WRITTEN EXERCISE:
Repeat the entries that follow verbatim, without any of their pictures.

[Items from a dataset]
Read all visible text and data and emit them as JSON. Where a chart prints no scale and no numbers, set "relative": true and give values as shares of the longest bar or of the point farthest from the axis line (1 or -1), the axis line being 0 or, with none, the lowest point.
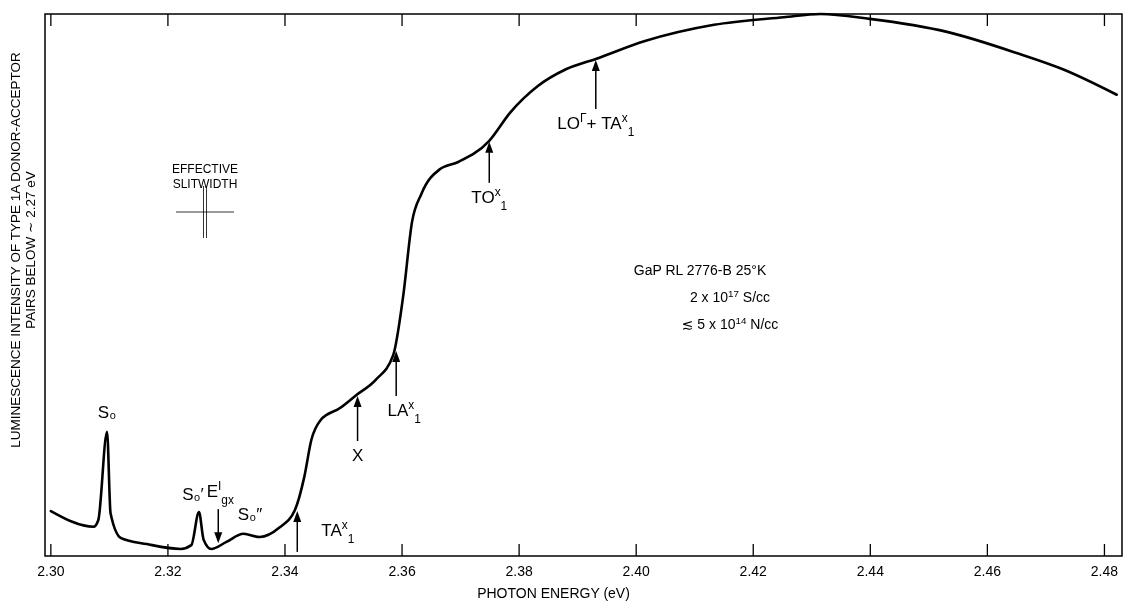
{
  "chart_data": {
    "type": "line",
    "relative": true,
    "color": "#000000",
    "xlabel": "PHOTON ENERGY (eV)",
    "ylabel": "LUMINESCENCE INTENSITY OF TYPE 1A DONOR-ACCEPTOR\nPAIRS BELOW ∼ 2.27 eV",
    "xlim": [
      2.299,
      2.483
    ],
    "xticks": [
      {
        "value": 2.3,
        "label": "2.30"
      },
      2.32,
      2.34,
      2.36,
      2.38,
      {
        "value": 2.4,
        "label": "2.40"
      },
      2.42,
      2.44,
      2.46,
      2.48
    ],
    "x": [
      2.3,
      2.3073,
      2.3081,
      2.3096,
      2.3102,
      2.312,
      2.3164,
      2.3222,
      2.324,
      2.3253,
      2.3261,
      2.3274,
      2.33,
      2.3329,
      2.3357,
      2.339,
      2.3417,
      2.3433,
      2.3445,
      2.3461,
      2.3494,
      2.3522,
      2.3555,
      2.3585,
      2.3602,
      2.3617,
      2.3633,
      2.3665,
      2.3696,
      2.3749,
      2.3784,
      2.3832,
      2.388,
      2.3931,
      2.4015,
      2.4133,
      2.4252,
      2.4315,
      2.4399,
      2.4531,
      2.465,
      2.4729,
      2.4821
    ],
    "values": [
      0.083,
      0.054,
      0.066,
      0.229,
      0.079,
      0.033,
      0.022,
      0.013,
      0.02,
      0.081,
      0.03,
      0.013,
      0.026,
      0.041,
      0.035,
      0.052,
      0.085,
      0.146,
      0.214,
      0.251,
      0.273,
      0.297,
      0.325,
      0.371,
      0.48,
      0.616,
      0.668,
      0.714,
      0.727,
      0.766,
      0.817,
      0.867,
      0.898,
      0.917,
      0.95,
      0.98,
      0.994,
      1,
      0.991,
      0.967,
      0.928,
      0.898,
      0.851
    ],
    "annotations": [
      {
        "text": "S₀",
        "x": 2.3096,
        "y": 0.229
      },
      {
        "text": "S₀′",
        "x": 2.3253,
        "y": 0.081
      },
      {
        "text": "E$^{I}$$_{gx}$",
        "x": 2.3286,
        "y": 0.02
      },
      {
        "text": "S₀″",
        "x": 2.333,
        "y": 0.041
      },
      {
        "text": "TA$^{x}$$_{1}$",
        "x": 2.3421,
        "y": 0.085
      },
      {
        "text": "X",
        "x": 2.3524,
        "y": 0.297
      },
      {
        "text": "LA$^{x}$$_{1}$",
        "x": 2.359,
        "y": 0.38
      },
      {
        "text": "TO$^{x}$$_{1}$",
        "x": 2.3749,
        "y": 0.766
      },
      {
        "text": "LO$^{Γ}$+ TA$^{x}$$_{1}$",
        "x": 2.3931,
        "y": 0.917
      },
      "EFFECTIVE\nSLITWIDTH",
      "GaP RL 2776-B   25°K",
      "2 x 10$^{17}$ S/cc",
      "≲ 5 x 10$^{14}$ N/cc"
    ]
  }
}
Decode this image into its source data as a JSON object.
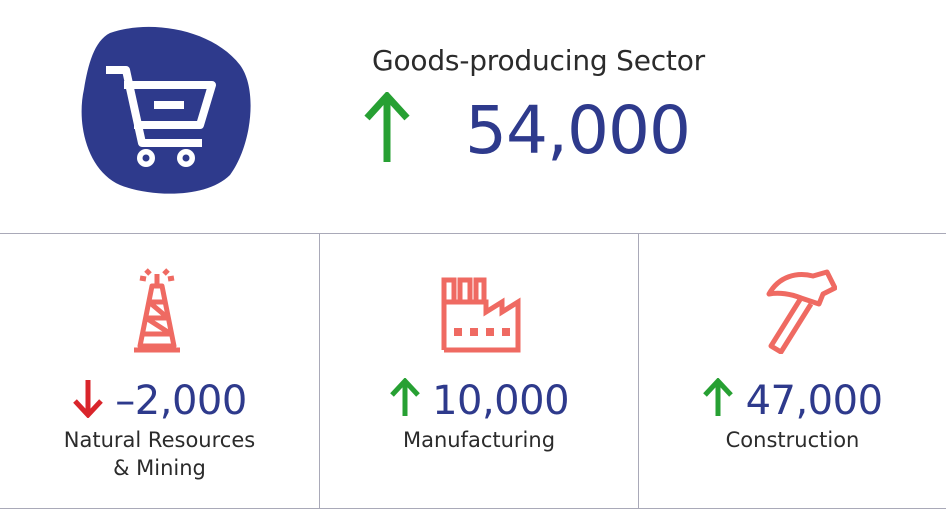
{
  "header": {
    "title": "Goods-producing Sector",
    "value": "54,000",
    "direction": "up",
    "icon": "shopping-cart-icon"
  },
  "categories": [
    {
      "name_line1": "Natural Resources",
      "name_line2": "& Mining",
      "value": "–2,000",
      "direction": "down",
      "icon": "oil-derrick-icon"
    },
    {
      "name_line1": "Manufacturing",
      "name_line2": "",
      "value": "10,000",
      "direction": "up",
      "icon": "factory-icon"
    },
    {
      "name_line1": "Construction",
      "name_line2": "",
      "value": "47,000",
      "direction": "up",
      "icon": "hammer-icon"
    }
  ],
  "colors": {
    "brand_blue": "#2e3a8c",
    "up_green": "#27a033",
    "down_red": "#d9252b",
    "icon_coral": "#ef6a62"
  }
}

WRITTEN RESPONSE:
Read all visible text and data and emit them as JSON. Where a chart prints no scale and no numbers, set "relative": true and give values as shares of the longest bar or of the point farthest from the axis line (1 or -1), the axis line being 0 or, with none, the lowest point.
{
  "chart_data": {
    "type": "line",
    "relative": true,
    "color": "#000000",
    "xlabel": "PHOTON ENERGY (eV)",
    "ylabel": "LUMINESCENCE INTENSITY OF TYPE 1A DONOR-ACCEPTOR\nPAIRS BELOW ∼ 2.27 eV",
    "xlim": [
      2.299,
      2.483
    ],
    "xticks": [
      {
        "value": 2.3,
        "label": "2.30"
      },
      2.32,
      2.34,
      2.36,
      2.38,
      {
        "value": 2.4,
        "label": "2.40"
      },
      2.42,
      2.44,
      2.46,
      2.48
    ],
    "x": [
      2.3,
      2.3073,
      2.3081,
      2.3096,
      2.3102,
      2.312,
      2.3164,
      2.3222,
      2.324,
      2.3253,
      2.3261,
      2.3274,
      2.33,
      2.3329,
      2.3357,
      2.339,
      2.3417,
      2.3433,
      2.3445,
      2.3461,
      2.3494,
      2.3522,
      2.3555,
      2.3585,
      2.3602,
      2.3617,
      2.3633,
      2.3665,
      2.3696,
      2.3749,
      2.3784,
      2.3832,
      2.388,
      2.3931,
      2.4015,
      2.4133,
      2.4252,
      2.4315,
      2.4399,
      2.4531,
      2.465,
      2.4729,
      2.4821
    ],
    "values": [
      0.083,
      0.054,
      0.066,
      0.229,
      0.079,
      0.033,
      0.022,
      0.013,
      0.02,
      0.081,
      0.03,
      0.013,
      0.026,
      0.041,
      0.035,
      0.052,
      0.085,
      0.146,
      0.214,
      0.251,
      0.273,
      0.297,
      0.325,
      0.371,
      0.48,
      0.616,
      0.668,
      0.714,
      0.727,
      0.766,
      0.817,
      0.867,
      0.898,
      0.917,
      0.95,
      0.98,
      0.994,
      1,
      0.991,
      0.967,
      0.928,
      0.898,
      0.851
    ],
    "annotations": [
      {
        "text": "S₀",
        "x": 2.3096,
        "y": 0.229
      },
      {
        "text": "S₀′",
        "x": 2.3253,
        "y": 0.081
      },
      {
        "text": "E$^{I}$$_{gx}$",
        "x": 2.3286,
        "y": 0.02
      },
      {
        "text": "S₀″",
        "x": 2.333,
        "y": 0.041
      },
      {
        "text": "TA$^{x}$$_{1}$",
        "x": 2.3421,
        "y": 0.085
      },
      {
        "text": "X",
        "x": 2.3524,
        "y": 0.297
      },
      {
        "text": "LA$^{x}$$_{1}$",
        "x": 2.359,
        "y": 0.38
      },
      {
        "text": "TO$^{x}$$_{1}$",
        "x": 2.3749,
        "y": 0.766
      },
      {
        "text": "LO$^{Γ}$+ TA$^{x}$$_{1}$",
        "x": 2.3931,
        "y": 0.917
      },
      "EFFECTIVE\nSLITWIDTH",
      "GaP RL 2776-B   25°K",
      "2 x 10$^{17}$ S/cc",
      "≲ 5 x 10$^{14}$ N/cc"
    ]
  }
}
Decode this image into its source data as a JSON object.
{
  "header": {
    "title": "Goods-producing Sector",
    "value": "54,000",
    "direction": "up",
    "icon": "shopping-cart-icon"
  },
  "categories": [
    {
      "name_line1": "Natural Resources",
      "name_line2": "& Mining",
      "value": "–2,000",
      "direction": "down",
      "icon": "oil-derrick-icon"
    },
    {
      "name_line1": "Manufacturing",
      "name_line2": "",
      "value": "10,000",
      "direction": "up",
      "icon": "factory-icon"
    },
    {
      "name_line1": "Construction",
      "name_line2": "",
      "value": "47,000",
      "direction": "up",
      "icon": "hammer-icon"
    }
  ],
  "colors": {
    "brand_blue": "#2e3a8c",
    "up_green": "#27a033",
    "down_red": "#d9252b",
    "icon_coral": "#ef6a62"
  }
}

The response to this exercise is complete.